_Source material_

☆ ☆ ☆ ☆

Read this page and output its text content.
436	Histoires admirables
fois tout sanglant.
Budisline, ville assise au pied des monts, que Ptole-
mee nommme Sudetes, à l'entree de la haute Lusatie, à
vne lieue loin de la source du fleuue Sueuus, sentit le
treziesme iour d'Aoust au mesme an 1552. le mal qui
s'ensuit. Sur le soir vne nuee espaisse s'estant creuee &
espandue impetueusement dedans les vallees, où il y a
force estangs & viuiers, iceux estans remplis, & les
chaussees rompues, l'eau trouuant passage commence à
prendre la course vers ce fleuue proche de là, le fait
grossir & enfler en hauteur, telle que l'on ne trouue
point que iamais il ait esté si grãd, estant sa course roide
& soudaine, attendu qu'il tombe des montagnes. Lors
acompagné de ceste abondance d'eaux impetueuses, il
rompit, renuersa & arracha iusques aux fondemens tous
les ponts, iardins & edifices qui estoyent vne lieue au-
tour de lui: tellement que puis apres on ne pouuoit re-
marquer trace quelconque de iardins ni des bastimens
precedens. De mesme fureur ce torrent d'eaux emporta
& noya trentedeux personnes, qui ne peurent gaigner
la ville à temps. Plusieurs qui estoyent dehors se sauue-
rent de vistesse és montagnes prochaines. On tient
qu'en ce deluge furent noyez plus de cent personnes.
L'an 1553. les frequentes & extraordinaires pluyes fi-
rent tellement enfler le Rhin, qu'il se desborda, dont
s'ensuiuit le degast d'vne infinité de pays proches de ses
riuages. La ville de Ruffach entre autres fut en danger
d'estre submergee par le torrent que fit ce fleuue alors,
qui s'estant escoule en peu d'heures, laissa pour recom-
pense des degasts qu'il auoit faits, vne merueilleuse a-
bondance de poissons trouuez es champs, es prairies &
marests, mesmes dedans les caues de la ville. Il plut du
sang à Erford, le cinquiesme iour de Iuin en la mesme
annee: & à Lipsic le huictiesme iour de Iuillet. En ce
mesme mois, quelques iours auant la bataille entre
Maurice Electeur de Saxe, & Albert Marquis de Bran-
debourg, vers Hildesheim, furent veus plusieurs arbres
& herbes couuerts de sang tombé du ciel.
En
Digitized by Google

☆ ☆ ☆ ☆

Give the data again, exactly as it stands.

_Solution for this task_
Read this page and output its text content.
436	Histoires admirables
fois tout sanglant.
Budisline, ville assise au pied des monts, que Ptole-
mee nommme Sudetes, à l'entree de la haute Lusatie, à
vne lieue loin de la source du fleuue Sueuus, sentit le
treziesme iour d'Aoust au mesme an 1552. le mal qui
s'ensuit. Sur le soir vne nuee espaisse s'estant creuee &
espandue impetueusement dedans les vallees, où il y a
force estangs & viuiers, iceux estans remplis, & les
chaussees rompues, l'eau trouuant passage commence à
prendre la course vers ce fleuue proche de là, le fait
grossir & enfler en hauteur, telle que l'on ne trouue
point que iamais il ait esté si grãd, estant sa course roide
& soudaine, attendu qu'il tombe des montagnes. Lors
acompagné de ceste abondance d'eaux impetueuses, il
rompit, renuersa & arracha iusques aux fondemens tous
les ponts, iardins & edifices qui estoyent vne lieue au-
tour de lui: tellement que puis apres on ne pouuoit re-
marquer trace quelconque de iardins ni des bastimens
precedens. De mesme fureur ce torrent d'eaux emporta
& noya trentedeux personnes, qui ne peurent gaigner
la ville à temps. Plusieurs qui estoyent dehors se sauue-
rent de vistesse és montagnes prochaines. On tient
qu'en ce deluge furent noyez plus de cent personnes.
L'an 1553. les frequentes & extraordinaires pluyes fi-
rent tellement enfler le Rhin, qu'il se desborda, dont
s'ensuiuit le degast d'vne infinité de pays proches de ses
riuages. La ville de Ruffach entre autres fut en danger
d'estre submergee par le torrent que fit ce fleuue alors,
qui s'estant escoule en peu d'heures, laissa pour recom-
pense des degasts qu'il auoit faits, vne merueilleuse a-
bondance de poissons trouuez es champs, es prairies &
marests, mesmes dedans les caues de la ville. Il plut du
sang à Erford, le cinquiesme iour de Iuin en la mesme
annee: & à Lipsic le huictiesme iour de Iuillet. En ce
mesme mois, quelques iours auant la bataille entre
Maurice Electeur de Saxe, & Albert Marquis de Bran-
debourg, vers Hildesheim, furent veus plusieurs arbres
& herbes couuerts de sang tombé du ciel.
En
Digitized by Google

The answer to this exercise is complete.